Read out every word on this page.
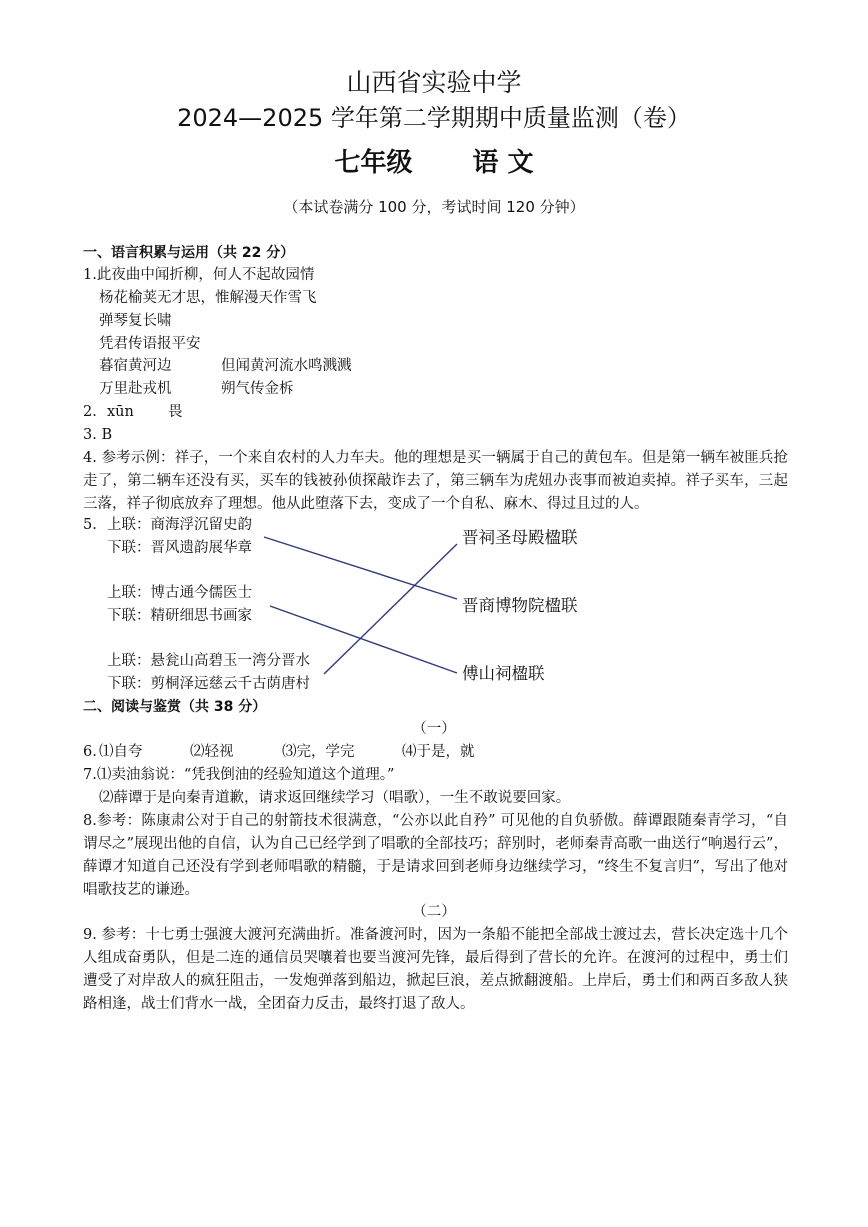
山西省实验中学
2024—2025 学年第二学期期中质量监测（卷）
七年级 语 文
（本试卷满分 100 分，考试时间 120 分钟）
一、语言积累与运用（共 22 分）
1.此夜曲中闻折柳，何人不起故园情
杨花榆荚无才思，惟解漫天作雪飞
弹琴复长啸
凭君传语报平安
暮宿黄河边	但闻黄河流水鸣溅溅
万里赴戎机	朔气传金柝
2. xūn 畏
3. B
4. 参考示例：祥子，一个来自农村的人力车夫。他的理想是买一辆属于自己的黄包车。但是第一辆车被匪兵抢走了，第二辆车还没有买，买车的钱被孙侦探敲诈去了，第三辆车为虎妞办丧事而被迫卖掉。祥子买车，三起三落，祥子彻底放弃了理想。他从此堕落下去，变成了一个自私、麻木、得过且过的人。
5. 上联：商海浮沉留史韵
下联：晋风遗韵展华章
上联：博古通今儒医士
下联：精研细思书画家
上联：悬瓮山高碧玉一湾分晋水
下联：剪桐泽远慈云千古荫唐村
晋祠圣母殿楹联
晋商博物院楹联
傅山祠楹联
二、阅读与鉴赏（共 38 分）
（一）
6. ⑴自夸	⑵轻视	⑶完，学完	⑷于是，就
7.⑴卖油翁说：“凭我倒油的经验知道这个道理。”
⑵薛谭于是向秦青道歉，请求返回继续学习（唱歌），一生不敢说要回家。
8.参考：陈康肃公对于自己的射箭技术很满意，“公亦以此自矜” 可见他的自负骄傲。薛谭跟随秦青学习，“自谓尽之”展现出他的自信，认为自己已经学到了唱歌的全部技巧；辞别时，老师秦青高歌一曲送行“响遏行云”，薛谭才知道自己还没有学到老师唱歌的精髓，于是请求回到老师身边继续学习，“终生不复言归”，写出了他对唱歌技艺的谦逊。
（二）
9. 参考：十七勇士强渡大渡河充满曲折。准备渡河时，因为一条船不能把全部战士渡过去，营长决定选十几个人组成奋勇队，但是二连的通信员哭嚷着也要当渡河先锋，最后得到了营长的允许。在渡河的过程中，勇士们遭受了对岸敌人的疯狂阻击，一发炮弹落到船边，掀起巨浪，差点掀翻渡船。上岸后，勇士们和两百多敌人狭路相逢，战士们背水一战，全团奋力反击，最终打退了敌人。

□ □ □ □ □

Write out the listing above again, exactly, but with no pictures in the copy.

Read out every word on this page.
山西省实验中学
2024—2025 学年第二学期期中质量监测（卷）
七年级 语 文
（本试卷满分 100 分，考试时间 120 分钟）
一、语言积累与运用（共 22 分）
1.此夜曲中闻折柳，何人不起故园情
杨花榆荚无才思，惟解漫天作雪飞
弹琴复长啸
凭君传语报平安
暮宿黄河边	但闻黄河流水鸣溅溅
万里赴戎机	朔气传金柝
2. xūn 畏
3. B
4. 参考示例：祥子，一个来自农村的人力车夫。他的理想是买一辆属于自己的黄包车。但是第一辆车被匪兵抢走了，第二辆车还没有买，买车的钱被孙侦探敲诈去了，第三辆车为虎妞办丧事而被迫卖掉。祥子买车，三起三落，祥子彻底放弃了理想。他从此堕落下去，变成了一个自私、麻木、得过且过的人。
5. 上联：商海浮沉留史韵
下联：晋风遗韵展华章
上联：博古通今儒医士
下联：精研细思书画家
上联：悬瓮山高碧玉一湾分晋水
下联：剪桐泽远慈云千古荫唐村
晋祠圣母殿楹联
晋商博物院楹联
傅山祠楹联
二、阅读与鉴赏（共 38 分）
（一）
6. ⑴自夸	⑵轻视	⑶完，学完	⑷于是，就
7.⑴卖油翁说：“凭我倒油的经验知道这个道理。”
⑵薛谭于是向秦青道歉，请求返回继续学习（唱歌），一生不敢说要回家。
8.参考：陈康肃公对于自己的射箭技术很满意，“公亦以此自矜” 可见他的自负骄傲。薛谭跟随秦青学习，“自谓尽之”展现出他的自信，认为自己已经学到了唱歌的全部技巧；辞别时，老师秦青高歌一曲送行“响遏行云”，薛谭才知道自己还没有学到老师唱歌的精髓，于是请求回到老师身边继续学习，“终生不复言归”，写出了他对唱歌技艺的谦逊。
（二）
9. 参考：十七勇士强渡大渡河充满曲折。准备渡河时，因为一条船不能把全部战士渡过去，营长决定选十几个人组成奋勇队，但是二连的通信员哭嚷着也要当渡河先锋，最后得到了营长的允许。在渡河的过程中，勇士们遭受了对岸敌人的疯狂阻击，一发炮弹落到船边，掀起巨浪，差点掀翻渡船。上岸后，勇士们和两百多敌人狭路相逢，战士们背水一战，全团奋力反击，最终打退了敌人。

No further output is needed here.